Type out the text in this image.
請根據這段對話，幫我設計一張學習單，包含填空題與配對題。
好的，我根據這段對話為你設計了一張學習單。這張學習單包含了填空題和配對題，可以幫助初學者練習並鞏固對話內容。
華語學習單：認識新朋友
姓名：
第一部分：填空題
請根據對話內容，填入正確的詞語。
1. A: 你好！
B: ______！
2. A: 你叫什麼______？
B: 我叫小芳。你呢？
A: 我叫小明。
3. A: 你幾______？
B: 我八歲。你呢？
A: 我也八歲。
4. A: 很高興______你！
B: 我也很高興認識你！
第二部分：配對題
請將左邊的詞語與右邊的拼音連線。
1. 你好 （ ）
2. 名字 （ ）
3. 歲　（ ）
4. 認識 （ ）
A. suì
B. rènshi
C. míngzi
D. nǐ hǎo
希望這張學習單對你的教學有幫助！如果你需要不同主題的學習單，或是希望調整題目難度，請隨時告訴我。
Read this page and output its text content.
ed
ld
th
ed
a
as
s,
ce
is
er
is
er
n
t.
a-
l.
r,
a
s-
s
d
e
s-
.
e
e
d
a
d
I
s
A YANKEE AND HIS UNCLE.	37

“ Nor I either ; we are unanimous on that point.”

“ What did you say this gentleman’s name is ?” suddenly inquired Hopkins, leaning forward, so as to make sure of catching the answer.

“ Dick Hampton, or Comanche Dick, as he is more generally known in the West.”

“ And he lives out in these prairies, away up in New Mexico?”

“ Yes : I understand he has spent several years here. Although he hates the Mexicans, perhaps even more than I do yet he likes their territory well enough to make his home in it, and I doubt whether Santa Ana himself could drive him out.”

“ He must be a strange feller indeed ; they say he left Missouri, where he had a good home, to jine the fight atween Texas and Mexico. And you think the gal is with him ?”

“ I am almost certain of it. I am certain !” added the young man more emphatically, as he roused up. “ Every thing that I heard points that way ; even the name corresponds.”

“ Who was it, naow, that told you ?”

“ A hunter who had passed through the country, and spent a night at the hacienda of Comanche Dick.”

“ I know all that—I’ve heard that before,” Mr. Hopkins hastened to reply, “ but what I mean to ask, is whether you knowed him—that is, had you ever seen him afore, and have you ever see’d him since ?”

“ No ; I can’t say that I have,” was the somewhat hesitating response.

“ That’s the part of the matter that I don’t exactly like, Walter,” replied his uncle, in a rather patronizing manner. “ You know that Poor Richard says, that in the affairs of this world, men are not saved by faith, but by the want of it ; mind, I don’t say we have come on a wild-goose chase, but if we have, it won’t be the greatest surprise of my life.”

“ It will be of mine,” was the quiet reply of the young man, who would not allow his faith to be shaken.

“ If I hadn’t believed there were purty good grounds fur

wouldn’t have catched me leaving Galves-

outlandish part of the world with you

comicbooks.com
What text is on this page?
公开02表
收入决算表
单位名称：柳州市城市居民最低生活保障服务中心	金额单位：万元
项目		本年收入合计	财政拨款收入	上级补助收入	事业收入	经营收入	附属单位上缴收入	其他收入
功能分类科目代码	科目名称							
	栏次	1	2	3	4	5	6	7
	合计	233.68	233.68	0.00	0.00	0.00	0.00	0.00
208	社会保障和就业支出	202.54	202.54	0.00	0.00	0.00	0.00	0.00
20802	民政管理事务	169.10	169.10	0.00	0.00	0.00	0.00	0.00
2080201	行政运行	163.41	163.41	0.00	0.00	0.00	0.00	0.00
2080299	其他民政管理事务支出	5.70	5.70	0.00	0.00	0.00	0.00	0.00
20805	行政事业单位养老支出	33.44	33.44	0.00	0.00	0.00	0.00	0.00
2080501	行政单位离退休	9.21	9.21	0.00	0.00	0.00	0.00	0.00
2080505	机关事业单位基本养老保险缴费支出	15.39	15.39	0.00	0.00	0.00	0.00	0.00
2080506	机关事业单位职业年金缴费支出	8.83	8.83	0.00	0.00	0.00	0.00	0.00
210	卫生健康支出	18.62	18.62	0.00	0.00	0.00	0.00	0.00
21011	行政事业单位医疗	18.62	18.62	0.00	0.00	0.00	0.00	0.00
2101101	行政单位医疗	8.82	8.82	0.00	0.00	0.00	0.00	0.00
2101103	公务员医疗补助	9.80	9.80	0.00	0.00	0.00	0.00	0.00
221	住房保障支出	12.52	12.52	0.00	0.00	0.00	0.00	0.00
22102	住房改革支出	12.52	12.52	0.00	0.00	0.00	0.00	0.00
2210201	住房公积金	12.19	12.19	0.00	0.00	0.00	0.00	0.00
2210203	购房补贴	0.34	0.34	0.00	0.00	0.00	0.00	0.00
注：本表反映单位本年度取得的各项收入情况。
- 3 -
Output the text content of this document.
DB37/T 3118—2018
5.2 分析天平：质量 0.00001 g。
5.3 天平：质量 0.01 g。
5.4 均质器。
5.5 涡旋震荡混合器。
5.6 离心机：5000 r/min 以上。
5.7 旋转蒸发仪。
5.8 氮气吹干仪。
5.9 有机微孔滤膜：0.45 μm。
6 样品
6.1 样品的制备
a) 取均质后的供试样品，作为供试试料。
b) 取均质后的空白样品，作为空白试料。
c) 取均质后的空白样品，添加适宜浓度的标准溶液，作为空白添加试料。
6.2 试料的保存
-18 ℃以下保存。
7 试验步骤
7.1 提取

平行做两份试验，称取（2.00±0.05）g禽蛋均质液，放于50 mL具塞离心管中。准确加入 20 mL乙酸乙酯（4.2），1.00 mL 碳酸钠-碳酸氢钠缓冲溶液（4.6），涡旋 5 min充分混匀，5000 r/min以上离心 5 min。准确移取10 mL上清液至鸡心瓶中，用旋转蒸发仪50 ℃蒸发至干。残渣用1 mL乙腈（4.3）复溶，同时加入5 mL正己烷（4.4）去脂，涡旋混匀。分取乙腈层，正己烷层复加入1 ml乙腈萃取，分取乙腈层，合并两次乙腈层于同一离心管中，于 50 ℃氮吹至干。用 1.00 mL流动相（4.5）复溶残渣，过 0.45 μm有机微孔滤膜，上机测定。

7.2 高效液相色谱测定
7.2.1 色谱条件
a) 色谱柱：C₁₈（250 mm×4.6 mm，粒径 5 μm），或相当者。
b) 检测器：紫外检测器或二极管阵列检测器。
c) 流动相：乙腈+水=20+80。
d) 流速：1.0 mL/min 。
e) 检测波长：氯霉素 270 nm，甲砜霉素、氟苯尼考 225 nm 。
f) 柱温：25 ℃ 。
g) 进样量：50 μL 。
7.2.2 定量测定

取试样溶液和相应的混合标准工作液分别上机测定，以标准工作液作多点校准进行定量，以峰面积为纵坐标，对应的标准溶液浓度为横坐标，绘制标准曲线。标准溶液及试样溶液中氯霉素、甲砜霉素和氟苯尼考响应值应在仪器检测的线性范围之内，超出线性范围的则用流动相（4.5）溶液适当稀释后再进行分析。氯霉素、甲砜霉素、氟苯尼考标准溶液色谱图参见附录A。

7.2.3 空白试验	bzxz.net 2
──────
- **TASK**:
The whole listing above needs to be written out again exactly.

- **RESPONSE**:
Type out the text in this image.
請根據這段對話，幫我設計一張學習單，包含填空題與配對題。
好的，我根據這段對話為你設計了一張學習單。這張學習單包含了填空題和配對題，可以幫助初學者練習並鞏固對話內容。
華語學習單：認識新朋友
姓名：
第一部分：填空題
請根據對話內容，填入正確的詞語。
1. A: 你好！
B: ______！
2. A: 你叫什麼______？
B: 我叫小芳。你呢？
A: 我叫小明。
3. A: 你幾______？
B: 我八歲。你呢？
A: 我也八歲。
4. A: 很高興______你！
B: 我也很高興認識你！
第二部分：配對題
請將左邊的詞語與右邊的拼音連線。
1. 你好 （ ）
2. 名字 （ ）
3. 歲　（ ）
4. 認識 （ ）
A. suì
B. rènshi
C. míngzi
D. nǐ hǎo
希望這張學習單對你的教學有幫助！如果你需要不同主題的學習單，或是希望調整題目難度，請隨時告訴我。
Read this page and output its text content.
ed
ld
th
ed
a
as
s,
ce
is
er
is
er
n
t.
a-
l.
r,
a
s-
s
d
e
s-
.
e
e
d
a
d
I
s
A YANKEE AND HIS UNCLE.	37

“ Nor I either ; we are unanimous on that point.”

“ What did you say this gentleman’s name is ?” suddenly inquired Hopkins, leaning forward, so as to make sure of catching the answer.

“ Dick Hampton, or Comanche Dick, as he is more generally known in the West.”

“ And he lives out in these prairies, away up in New Mexico?”

“ Yes : I understand he has spent several years here. Although he hates the Mexicans, perhaps even more than I do yet he likes their territory well enough to make his home in it, and I doubt whether Santa Ana himself could drive him out.”

“ He must be a strange feller indeed ; they say he left Missouri, where he had a good home, to jine the fight atween Texas and Mexico. And you think the gal is with him ?”

“ I am almost certain of it. I am certain !” added the young man more emphatically, as he roused up. “ Every thing that I heard points that way ; even the name corresponds.”

“ Who was it, naow, that told you ?”

“ A hunter who had passed through the country, and spent a night at the hacienda of Comanche Dick.”

“ I know all that—I’ve heard that before,” Mr. Hopkins hastened to reply, “ but what I mean to ask, is whether you knowed him—that is, had you ever seen him afore, and have you ever see’d him since ?”

“ No ; I can’t say that I have,” was the somewhat hesitating response.

“ That’s the part of the matter that I don’t exactly like, Walter,” replied his uncle, in a rather patronizing manner. “ You know that Poor Richard says, that in the affairs of this world, men are not saved by faith, but by the want of it ; mind, I don’t say we have come on a wild-goose chase, but if we have, it won’t be the greatest surprise of my life.”

“ It will be of mine,” was the quiet reply of the young man, who would not allow his faith to be shaken.

“ If I hadn’t believed there were purty good grounds fur

wouldn’t have catched me leaving Galves-

outlandish part of the world with you

comicbooks.com
What text is on this page?
公开02表
收入决算表
单位名称：柳州市城市居民最低生活保障服务中心	金额单位：万元
项目		本年收入合计	财政拨款收入	上级补助收入	事业收入	经营收入	附属单位上缴收入	其他收入
功能分类科目代码	科目名称							
	栏次	1	2	3	4	5	6	7
	合计	233.68	233.68	0.00	0.00	0.00	0.00	0.00
208	社会保障和就业支出	202.54	202.54	0.00	0.00	0.00	0.00	0.00
20802	民政管理事务	169.10	169.10	0.00	0.00	0.00	0.00	0.00
2080201	行政运行	163.41	163.41	0.00	0.00	0.00	0.00	0.00
2080299	其他民政管理事务支出	5.70	5.70	0.00	0.00	0.00	0.00	0.00
20805	行政事业单位养老支出	33.44	33.44	0.00	0.00	0.00	0.00	0.00
2080501	行政单位离退休	9.21	9.21	0.00	0.00	0.00	0.00	0.00
2080505	机关事业单位基本养老保险缴费支出	15.39	15.39	0.00	0.00	0.00	0.00	0.00
2080506	机关事业单位职业年金缴费支出	8.83	8.83	0.00	0.00	0.00	0.00	0.00
210	卫生健康支出	18.62	18.62	0.00	0.00	0.00	0.00	0.00
21011	行政事业单位医疗	18.62	18.62	0.00	0.00	0.00	0.00	0.00
2101101	行政单位医疗	8.82	8.82	0.00	0.00	0.00	0.00	0.00
2101103	公务员医疗补助	9.80	9.80	0.00	0.00	0.00	0.00	0.00
221	住房保障支出	12.52	12.52	0.00	0.00	0.00	0.00	0.00
22102	住房改革支出	12.52	12.52	0.00	0.00	0.00	0.00	0.00
2210201	住房公积金	12.19	12.19	0.00	0.00	0.00	0.00	0.00
2210203	购房补贴	0.34	0.34	0.00	0.00	0.00	0.00	0.00
注：本表反映单位本年度取得的各项收入情况。
- 3 -
Output the text content of this document.
DB37/T 3118—2018
5.2 分析天平：质量 0.00001 g。
5.3 天平：质量 0.01 g。
5.4 均质器。
5.5 涡旋震荡混合器。
5.6 离心机：5000 r/min 以上。
5.7 旋转蒸发仪。
5.8 氮气吹干仪。
5.9 有机微孔滤膜：0.45 μm。
6 样品
6.1 样品的制备
a) 取均质后的供试样品，作为供试试料。
b) 取均质后的空白样品，作为空白试料。
c) 取均质后的空白样品，添加适宜浓度的标准溶液，作为空白添加试料。
6.2 试料的保存
-18 ℃以下保存。
7 试验步骤
7.1 提取

平行做两份试验，称取（2.00±0.05）g禽蛋均质液，放于50 mL具塞离心管中。准确加入 20 mL乙酸乙酯（4.2），1.00 mL 碳酸钠-碳酸氢钠缓冲溶液（4.6），涡旋 5 min充分混匀，5000 r/min以上离心 5 min。准确移取10 mL上清液至鸡心瓶中，用旋转蒸发仪50 ℃蒸发至干。残渣用1 mL乙腈（4.3）复溶，同时加入5 mL正己烷（4.4）去脂，涡旋混匀。分取乙腈层，正己烷层复加入1 ml乙腈萃取，分取乙腈层，合并两次乙腈层于同一离心管中，于 50 ℃氮吹至干。用 1.00 mL流动相（4.5）复溶残渣，过 0.45 μm有机微孔滤膜，上机测定。

7.2 高效液相色谱测定
7.2.1 色谱条件
a) 色谱柱：C₁₈（250 mm×4.6 mm，粒径 5 μm），或相当者。
b) 检测器：紫外检测器或二极管阵列检测器。
c) 流动相：乙腈+水=20+80。
d) 流速：1.0 mL/min 。
e) 检测波长：氯霉素 270 nm，甲砜霉素、氟苯尼考 225 nm 。
f) 柱温：25 ℃ 。
g) 进样量：50 μL 。
7.2.2 定量测定

取试样溶液和相应的混合标准工作液分别上机测定，以标准工作液作多点校准进行定量，以峰面积为纵坐标，对应的标准溶液浓度为横坐标，绘制标准曲线。标准溶液及试样溶液中氯霉素、甲砜霉素和氟苯尼考响应值应在仪器检测的线性范围之内，超出线性范围的则用流动相（4.5）溶液适当稀释后再进行分析。氯霉素、甲砜霉素、氟苯尼考标准溶液色谱图参见附录A。

7.2.3 空白试验	bzxz.net 2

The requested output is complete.